Task instructions —
Where a line below holds the string "Carolina", copy that line.

Data to process —
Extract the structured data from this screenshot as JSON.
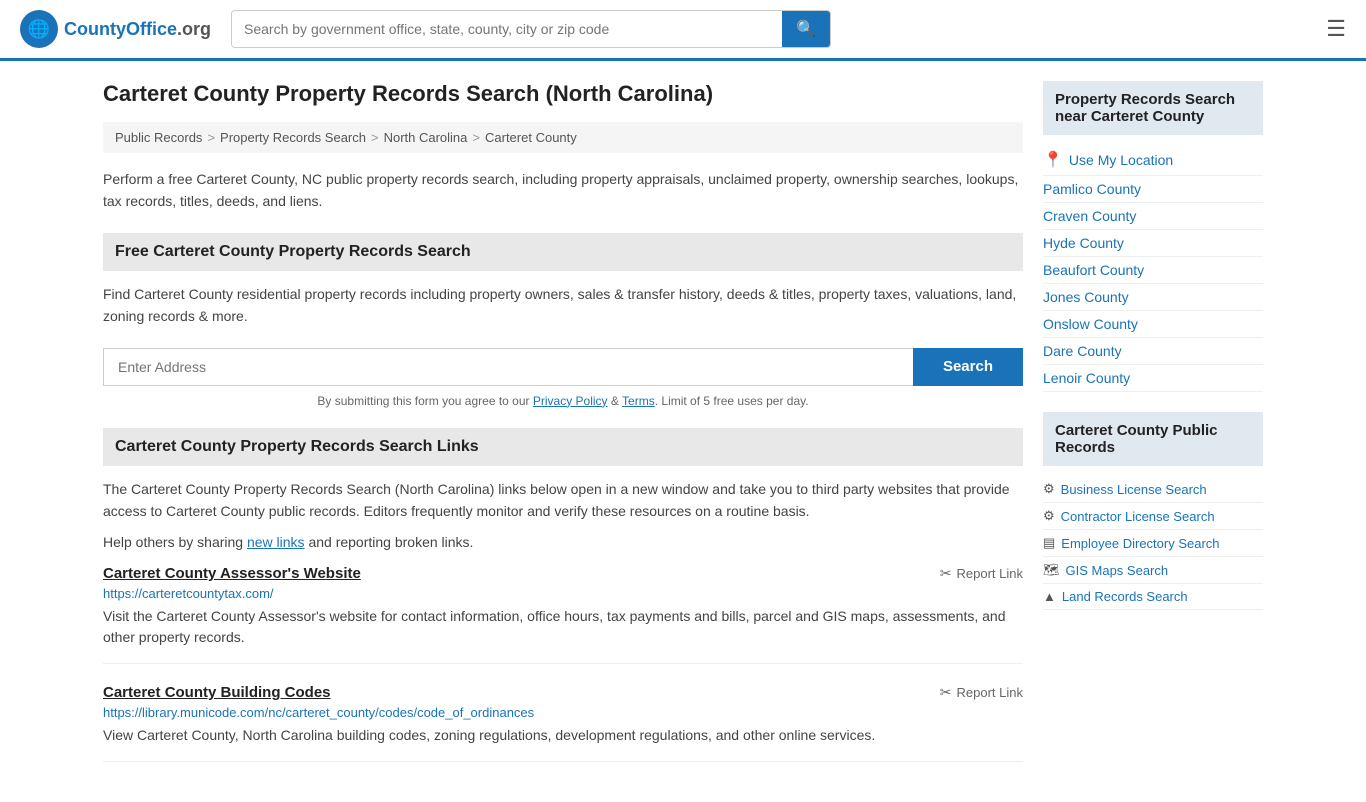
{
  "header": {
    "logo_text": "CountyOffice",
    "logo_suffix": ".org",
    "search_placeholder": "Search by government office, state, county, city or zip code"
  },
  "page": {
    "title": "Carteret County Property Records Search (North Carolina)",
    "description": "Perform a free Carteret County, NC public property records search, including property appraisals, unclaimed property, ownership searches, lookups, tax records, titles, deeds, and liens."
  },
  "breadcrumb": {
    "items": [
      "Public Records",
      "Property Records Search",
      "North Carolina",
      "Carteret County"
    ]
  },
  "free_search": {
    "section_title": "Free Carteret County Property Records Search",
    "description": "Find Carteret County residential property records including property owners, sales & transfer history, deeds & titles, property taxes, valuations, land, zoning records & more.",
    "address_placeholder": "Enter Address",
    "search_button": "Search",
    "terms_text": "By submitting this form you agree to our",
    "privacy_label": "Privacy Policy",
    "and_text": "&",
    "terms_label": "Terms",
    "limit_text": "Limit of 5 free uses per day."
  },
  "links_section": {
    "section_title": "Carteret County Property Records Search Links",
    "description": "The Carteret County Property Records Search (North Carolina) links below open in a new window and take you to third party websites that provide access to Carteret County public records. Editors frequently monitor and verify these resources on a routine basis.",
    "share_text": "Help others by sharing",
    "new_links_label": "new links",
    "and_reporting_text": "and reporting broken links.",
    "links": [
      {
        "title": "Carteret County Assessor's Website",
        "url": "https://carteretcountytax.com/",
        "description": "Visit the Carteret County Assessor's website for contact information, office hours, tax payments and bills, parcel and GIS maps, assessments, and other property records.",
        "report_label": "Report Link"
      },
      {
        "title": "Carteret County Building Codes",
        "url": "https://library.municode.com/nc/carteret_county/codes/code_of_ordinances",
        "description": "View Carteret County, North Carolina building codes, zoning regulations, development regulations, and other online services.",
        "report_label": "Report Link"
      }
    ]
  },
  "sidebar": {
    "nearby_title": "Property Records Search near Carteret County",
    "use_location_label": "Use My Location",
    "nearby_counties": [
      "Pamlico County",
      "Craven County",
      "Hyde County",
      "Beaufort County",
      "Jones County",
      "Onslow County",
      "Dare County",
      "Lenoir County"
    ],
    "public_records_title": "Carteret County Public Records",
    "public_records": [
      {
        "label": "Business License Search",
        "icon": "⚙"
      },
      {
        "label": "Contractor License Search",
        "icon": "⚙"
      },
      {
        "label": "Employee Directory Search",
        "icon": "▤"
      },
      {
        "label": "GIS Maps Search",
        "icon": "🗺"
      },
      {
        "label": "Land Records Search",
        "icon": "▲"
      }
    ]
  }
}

Output —
    "title": "Carteret County Property Records Search (North Carolina)",
      "North Carolina",
    "description": "The Carteret County Property Records Search (North Carolina) links below open in a new window and take you to third party websites that provide access to Carteret County public records. Editors frequently monitor and verify these resources on a routine basis.",
        "description": "View Carteret County, North Carolina building codes, zoning regulations, development regulations, and other online services.",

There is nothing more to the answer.